_Written task_. Quote the whole listing exactly. Leave the pictures out of your copy.

_Data extract_.
________________________________________

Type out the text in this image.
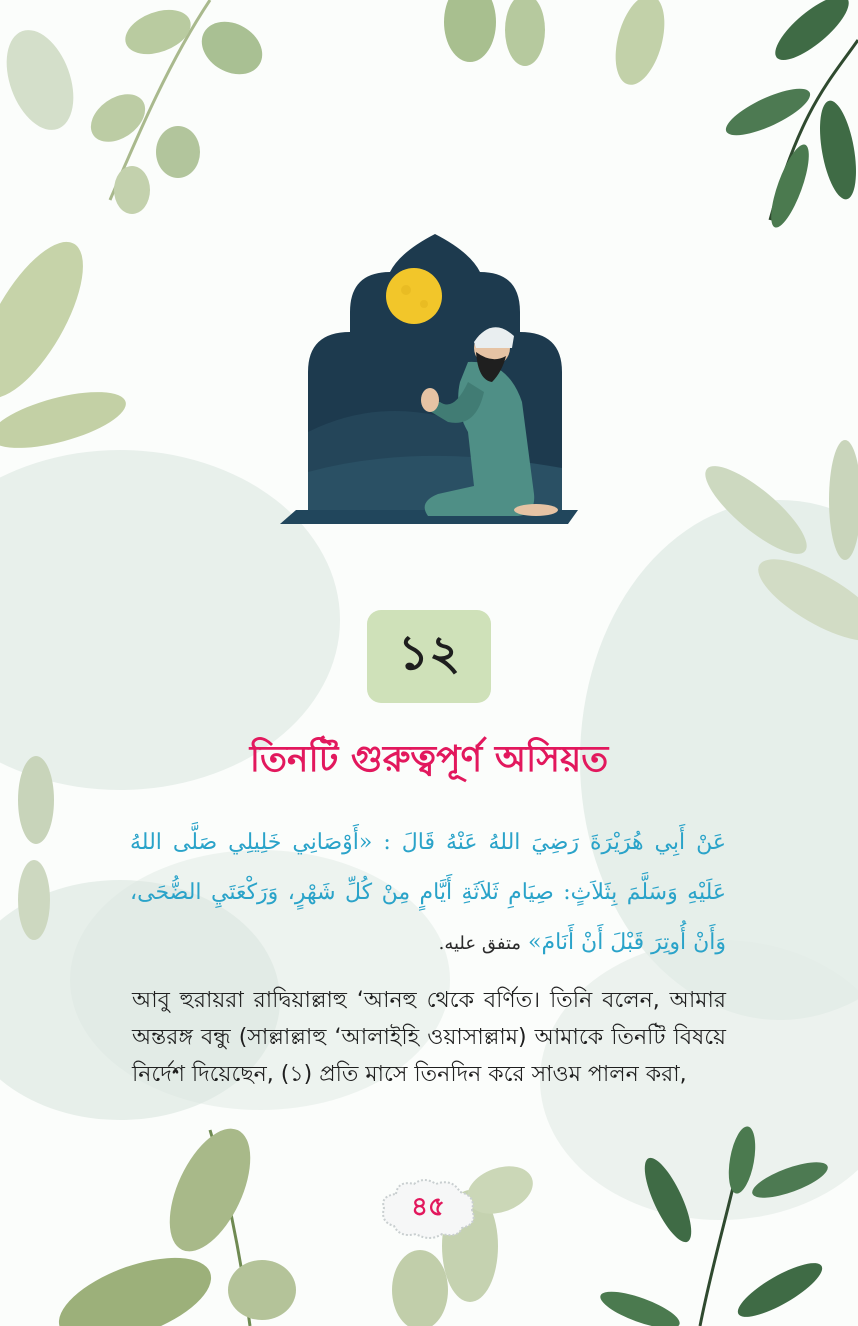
১২
তিনটি গুরুত্বপূর্ণ অসিয়ত
عَنْ أَبِي هُرَيْرَةَ رَضِيَ اللهُ عَنْهُ قَالَ : «أَوْصَانِي خَلِيلِي صَلَّى اللهُ عَلَيْهِ وَسَلَّمَ بِثَلاَثٍ: صِيَامِ ثَلاَثَةِ أَيَّامٍ مِنْ كُلِّ شَهْرٍ، وَرَكْعَتَيِ الضُّحَى، وَأَنْ أُوتِرَ قَبْلَ أَنْ أَنَامَ» متفق عليه.
আবু হুরায়রা রাদ্বিয়াল্লাহু ‘আনহু থেকে বর্ণিত। তিনি বলেন, আমার অন্তরঙ্গ বন্ধু (সাল্লাল্লাহু ‘আলাইহি ওয়াসাল্লাম) আমাকে তিনটি বিষয়ে নির্দেশ দিয়েছেন, (১) প্রতি মাসে তিনদিন করে সাওম পালন করা,
৪৫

________________________________________

_Result of the exercise_.
Type out the text in this image.
১২
তিনটি গুরুত্বপূর্ণ অসিয়ত
عَنْ أَبِي هُرَيْرَةَ رَضِيَ اللهُ عَنْهُ قَالَ : «أَوْصَانِي خَلِيلِي صَلَّى اللهُ عَلَيْهِ وَسَلَّمَ بِثَلاَثٍ: صِيَامِ ثَلاَثَةِ أَيَّامٍ مِنْ كُلِّ شَهْرٍ، وَرَكْعَتَيِ الضُّحَى، وَأَنْ أُوتِرَ قَبْلَ أَنْ أَنَامَ» متفق عليه.
আবু হুরায়রা রাদ্বিয়াল্লাহু ‘আনহু থেকে বর্ণিত। তিনি বলেন, আমার অন্তরঙ্গ বন্ধু (সাল্লাল্লাহু ‘আলাইহি ওয়াসাল্লাম) আমাকে তিনটি বিষয়ে নির্দেশ দিয়েছেন, (১) প্রতি মাসে তিনদিন করে সাওম পালন করা,
৪৫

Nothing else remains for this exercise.